§ **THE REQUEST**
The listing must be reproduced in full, exactly as it stands.

================================

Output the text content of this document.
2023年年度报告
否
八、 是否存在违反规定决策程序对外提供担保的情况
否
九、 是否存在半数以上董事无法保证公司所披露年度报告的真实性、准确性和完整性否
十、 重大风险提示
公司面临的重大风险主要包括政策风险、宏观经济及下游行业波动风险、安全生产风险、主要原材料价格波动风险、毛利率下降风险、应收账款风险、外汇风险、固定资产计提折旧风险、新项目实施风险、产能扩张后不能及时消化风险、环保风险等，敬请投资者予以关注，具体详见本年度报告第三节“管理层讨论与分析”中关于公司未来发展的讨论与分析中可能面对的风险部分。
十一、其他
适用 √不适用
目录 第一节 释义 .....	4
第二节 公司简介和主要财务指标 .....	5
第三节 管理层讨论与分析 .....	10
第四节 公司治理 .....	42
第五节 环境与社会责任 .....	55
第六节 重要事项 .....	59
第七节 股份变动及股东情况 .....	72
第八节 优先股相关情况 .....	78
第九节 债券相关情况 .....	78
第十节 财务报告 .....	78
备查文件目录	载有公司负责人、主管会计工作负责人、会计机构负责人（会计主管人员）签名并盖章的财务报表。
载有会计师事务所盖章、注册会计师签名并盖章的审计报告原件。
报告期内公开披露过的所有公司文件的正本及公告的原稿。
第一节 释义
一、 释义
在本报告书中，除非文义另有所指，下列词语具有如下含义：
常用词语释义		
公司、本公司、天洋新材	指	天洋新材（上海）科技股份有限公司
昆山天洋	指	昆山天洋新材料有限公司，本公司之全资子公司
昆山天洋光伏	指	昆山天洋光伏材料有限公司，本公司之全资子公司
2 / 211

================================

§ **SOLUTION TO THE PROBLEM**
Output the text content of this document.
2023年年度报告
否
八、 是否存在违反规定决策程序对外提供担保的情况
否
九、 是否存在半数以上董事无法保证公司所披露年度报告的真实性、准确性和完整性否
十、 重大风险提示
公司面临的重大风险主要包括政策风险、宏观经济及下游行业波动风险、安全生产风险、主要原材料价格波动风险、毛利率下降风险、应收账款风险、外汇风险、固定资产计提折旧风险、新项目实施风险、产能扩张后不能及时消化风险、环保风险等，敬请投资者予以关注，具体详见本年度报告第三节“管理层讨论与分析”中关于公司未来发展的讨论与分析中可能面对的风险部分。
十一、其他
适用 √不适用
目录 第一节 释义 .....	4
第二节 公司简介和主要财务指标 .....	5
第三节 管理层讨论与分析 .....	10
第四节 公司治理 .....	42
第五节 环境与社会责任 .....	55
第六节 重要事项 .....	59
第七节 股份变动及股东情况 .....	72
第八节 优先股相关情况 .....	78
第九节 债券相关情况 .....	78
第十节 财务报告 .....	78
备查文件目录	载有公司负责人、主管会计工作负责人、会计机构负责人（会计主管人员）签名并盖章的财务报表。
载有会计师事务所盖章、注册会计师签名并盖章的审计报告原件。
报告期内公开披露过的所有公司文件的正本及公告的原稿。
第一节 释义
一、 释义
在本报告书中，除非文义另有所指，下列词语具有如下含义：
常用词语释义		
公司、本公司、天洋新材	指	天洋新材（上海）科技股份有限公司
昆山天洋	指	昆山天洋新材料有限公司，本公司之全资子公司
昆山天洋光伏	指	昆山天洋光伏材料有限公司，本公司之全资子公司
2 / 211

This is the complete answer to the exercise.